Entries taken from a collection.
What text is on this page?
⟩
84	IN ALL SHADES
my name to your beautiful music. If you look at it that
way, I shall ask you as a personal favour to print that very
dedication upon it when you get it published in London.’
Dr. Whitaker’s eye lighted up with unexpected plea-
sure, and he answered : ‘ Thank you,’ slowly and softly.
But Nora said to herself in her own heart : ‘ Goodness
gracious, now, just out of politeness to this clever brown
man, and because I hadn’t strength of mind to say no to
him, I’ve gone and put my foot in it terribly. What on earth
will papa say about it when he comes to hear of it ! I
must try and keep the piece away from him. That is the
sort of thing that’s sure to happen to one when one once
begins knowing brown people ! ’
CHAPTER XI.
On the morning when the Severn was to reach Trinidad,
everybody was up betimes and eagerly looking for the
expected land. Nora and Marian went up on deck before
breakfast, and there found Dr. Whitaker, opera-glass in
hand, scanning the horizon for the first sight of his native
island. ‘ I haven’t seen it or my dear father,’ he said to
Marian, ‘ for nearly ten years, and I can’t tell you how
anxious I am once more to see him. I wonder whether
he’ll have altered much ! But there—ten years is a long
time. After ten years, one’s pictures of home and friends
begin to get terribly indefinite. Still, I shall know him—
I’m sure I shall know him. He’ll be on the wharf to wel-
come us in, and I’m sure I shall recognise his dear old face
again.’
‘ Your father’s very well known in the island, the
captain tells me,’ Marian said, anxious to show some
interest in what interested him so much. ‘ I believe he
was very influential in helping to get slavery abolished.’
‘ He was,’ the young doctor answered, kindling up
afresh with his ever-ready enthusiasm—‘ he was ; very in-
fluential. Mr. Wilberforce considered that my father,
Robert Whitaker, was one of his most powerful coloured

Task directions.
Your task is to pick out every line with the string "years" and copy it.

Completed task.
Marian, ‘ for nearly ten years, and I can’t tell you how
he’ll have altered much ! But there—ten years is a long
time. After ten years, one’s pictures of home and friends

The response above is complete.